→ **Task objective**: Find the string "placeholder" in the data, then copy every line where it is found.

→ **Records to use**:
--- BEGIN ---

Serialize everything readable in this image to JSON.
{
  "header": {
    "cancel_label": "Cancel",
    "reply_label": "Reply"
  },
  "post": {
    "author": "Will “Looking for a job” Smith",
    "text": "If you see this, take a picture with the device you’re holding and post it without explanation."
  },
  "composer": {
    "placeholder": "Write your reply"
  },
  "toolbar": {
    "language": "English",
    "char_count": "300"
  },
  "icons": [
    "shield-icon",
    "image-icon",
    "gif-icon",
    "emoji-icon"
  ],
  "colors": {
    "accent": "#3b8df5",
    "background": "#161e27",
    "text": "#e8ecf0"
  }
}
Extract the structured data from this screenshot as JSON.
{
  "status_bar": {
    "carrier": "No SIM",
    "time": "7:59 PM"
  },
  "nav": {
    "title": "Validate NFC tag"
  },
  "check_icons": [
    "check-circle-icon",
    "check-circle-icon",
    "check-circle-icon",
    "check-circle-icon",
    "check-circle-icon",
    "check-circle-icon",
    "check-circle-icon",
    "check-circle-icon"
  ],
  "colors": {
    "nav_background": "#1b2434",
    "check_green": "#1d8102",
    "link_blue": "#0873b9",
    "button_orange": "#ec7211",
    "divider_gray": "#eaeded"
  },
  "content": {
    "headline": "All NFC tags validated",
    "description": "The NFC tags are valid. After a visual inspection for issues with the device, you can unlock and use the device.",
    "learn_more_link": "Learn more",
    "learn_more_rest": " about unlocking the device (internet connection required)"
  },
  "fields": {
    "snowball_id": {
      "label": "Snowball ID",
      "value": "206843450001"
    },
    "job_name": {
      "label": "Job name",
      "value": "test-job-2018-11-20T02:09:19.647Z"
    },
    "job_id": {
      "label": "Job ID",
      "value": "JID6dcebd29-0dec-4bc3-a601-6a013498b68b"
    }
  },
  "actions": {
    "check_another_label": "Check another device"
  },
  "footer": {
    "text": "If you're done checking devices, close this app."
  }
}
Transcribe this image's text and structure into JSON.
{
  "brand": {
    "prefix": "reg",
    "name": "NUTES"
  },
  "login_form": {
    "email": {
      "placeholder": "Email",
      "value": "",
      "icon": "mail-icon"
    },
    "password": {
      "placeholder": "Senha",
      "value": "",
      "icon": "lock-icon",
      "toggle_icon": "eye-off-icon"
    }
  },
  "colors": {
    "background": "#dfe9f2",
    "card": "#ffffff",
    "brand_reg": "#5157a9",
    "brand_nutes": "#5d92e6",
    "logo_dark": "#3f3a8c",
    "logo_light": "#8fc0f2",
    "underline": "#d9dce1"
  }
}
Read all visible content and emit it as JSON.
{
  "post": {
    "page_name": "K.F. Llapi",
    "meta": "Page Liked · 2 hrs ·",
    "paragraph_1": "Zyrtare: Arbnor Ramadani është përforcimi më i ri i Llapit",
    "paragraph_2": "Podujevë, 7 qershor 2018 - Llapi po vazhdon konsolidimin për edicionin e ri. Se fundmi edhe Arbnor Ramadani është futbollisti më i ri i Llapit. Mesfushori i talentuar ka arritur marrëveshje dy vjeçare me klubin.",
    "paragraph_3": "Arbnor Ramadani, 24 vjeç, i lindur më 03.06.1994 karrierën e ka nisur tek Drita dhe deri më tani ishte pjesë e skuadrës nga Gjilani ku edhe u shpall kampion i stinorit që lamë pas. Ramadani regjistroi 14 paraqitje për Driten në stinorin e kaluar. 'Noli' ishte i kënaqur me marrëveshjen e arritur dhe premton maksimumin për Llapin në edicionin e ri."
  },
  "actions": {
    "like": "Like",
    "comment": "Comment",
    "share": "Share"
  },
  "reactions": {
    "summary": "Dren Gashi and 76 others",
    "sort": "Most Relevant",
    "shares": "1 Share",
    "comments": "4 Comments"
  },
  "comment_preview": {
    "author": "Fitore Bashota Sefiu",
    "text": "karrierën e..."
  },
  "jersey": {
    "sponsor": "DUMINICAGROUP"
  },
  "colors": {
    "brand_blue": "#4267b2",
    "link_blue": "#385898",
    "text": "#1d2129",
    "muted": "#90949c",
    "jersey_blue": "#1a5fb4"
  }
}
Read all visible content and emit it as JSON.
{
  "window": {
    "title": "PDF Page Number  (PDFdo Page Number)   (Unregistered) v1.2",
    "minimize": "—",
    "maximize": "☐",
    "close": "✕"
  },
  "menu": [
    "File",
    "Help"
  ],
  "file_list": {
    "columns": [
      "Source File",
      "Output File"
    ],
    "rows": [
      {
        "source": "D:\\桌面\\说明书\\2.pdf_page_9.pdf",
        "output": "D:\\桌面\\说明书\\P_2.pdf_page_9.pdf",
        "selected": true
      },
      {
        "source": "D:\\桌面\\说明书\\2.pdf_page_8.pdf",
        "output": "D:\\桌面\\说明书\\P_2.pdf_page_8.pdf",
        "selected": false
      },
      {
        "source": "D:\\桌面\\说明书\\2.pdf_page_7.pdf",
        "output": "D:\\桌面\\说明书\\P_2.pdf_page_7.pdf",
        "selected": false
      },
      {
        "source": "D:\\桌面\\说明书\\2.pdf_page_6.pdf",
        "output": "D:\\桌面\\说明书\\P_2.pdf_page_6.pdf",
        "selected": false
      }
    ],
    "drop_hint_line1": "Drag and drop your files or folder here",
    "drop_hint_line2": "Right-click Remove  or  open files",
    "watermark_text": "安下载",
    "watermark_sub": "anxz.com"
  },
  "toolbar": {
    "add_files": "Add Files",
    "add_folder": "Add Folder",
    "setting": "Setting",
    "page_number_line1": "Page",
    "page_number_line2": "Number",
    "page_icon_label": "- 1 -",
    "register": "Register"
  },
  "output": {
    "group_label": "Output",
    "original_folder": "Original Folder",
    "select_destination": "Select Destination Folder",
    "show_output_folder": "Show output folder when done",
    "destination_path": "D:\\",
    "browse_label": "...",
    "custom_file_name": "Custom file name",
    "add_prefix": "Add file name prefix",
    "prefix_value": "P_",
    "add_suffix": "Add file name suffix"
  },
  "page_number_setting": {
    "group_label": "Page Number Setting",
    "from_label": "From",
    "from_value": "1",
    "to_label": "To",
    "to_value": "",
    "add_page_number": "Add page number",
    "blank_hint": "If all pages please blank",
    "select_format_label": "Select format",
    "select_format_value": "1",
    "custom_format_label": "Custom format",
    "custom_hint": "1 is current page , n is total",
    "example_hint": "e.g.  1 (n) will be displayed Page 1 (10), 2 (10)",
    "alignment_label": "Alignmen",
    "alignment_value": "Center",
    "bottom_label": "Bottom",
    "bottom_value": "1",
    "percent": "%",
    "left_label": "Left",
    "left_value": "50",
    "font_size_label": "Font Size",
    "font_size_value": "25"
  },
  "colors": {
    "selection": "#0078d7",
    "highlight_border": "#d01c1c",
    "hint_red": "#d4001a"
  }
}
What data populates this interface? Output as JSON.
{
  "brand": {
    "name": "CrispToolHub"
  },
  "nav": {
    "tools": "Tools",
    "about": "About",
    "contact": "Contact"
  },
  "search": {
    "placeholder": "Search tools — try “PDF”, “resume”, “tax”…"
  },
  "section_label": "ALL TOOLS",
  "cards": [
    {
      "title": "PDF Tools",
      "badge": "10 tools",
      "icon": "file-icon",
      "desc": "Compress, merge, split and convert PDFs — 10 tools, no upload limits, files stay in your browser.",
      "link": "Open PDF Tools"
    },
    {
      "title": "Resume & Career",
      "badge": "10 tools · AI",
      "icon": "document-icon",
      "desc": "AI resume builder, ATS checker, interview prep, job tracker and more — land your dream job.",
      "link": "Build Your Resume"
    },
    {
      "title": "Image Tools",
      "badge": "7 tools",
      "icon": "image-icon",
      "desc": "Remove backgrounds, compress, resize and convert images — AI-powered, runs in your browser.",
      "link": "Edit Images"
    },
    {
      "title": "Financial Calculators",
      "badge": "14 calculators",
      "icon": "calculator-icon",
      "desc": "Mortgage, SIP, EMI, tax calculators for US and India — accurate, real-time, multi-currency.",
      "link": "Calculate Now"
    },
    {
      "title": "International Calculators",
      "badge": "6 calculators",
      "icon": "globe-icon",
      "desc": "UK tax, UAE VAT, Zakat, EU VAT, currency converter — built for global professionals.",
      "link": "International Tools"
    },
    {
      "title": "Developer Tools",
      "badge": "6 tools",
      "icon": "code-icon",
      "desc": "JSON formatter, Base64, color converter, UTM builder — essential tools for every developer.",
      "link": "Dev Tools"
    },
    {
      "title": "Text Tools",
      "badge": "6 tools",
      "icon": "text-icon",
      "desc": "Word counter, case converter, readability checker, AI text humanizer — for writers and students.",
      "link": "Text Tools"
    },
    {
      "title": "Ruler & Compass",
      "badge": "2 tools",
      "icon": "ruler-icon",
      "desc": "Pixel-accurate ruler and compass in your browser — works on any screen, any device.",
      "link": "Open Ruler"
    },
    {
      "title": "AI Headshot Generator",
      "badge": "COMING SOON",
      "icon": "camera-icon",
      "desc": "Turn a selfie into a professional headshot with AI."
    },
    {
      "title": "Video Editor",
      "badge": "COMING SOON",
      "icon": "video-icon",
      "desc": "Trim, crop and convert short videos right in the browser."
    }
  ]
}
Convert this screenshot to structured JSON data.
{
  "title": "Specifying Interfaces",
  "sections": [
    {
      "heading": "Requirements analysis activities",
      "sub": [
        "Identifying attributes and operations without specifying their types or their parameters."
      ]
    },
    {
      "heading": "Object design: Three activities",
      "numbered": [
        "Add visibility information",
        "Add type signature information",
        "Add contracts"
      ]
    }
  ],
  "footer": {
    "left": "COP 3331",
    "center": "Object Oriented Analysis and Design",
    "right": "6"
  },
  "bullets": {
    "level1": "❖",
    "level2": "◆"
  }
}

--- END ---

→ **Solution to this exercise**:
    "placeholder": "Write your reply"
      "placeholder": "Email",
      "placeholder": "Senha",
    "placeholder": "Search tools — try “PDF”, “resume”, “tax”…"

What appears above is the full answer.